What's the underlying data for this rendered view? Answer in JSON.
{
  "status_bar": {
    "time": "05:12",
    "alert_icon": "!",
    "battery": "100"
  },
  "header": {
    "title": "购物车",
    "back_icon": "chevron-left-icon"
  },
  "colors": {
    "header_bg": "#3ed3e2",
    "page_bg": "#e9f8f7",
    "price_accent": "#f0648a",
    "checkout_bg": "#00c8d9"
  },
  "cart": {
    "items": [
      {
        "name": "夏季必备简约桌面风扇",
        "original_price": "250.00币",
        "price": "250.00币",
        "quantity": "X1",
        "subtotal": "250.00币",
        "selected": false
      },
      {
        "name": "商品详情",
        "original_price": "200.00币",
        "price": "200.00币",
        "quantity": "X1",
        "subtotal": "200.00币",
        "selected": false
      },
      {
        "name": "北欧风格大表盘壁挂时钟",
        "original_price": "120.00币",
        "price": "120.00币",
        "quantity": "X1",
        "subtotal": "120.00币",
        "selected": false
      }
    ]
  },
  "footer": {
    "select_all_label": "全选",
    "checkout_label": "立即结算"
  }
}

..........

Copy each line containing the word "name" from the data.

        "name": "夏季必备简约桌面风扇",
        "name": "商品详情",
        "name": "北欧风格大表盘壁挂时钟",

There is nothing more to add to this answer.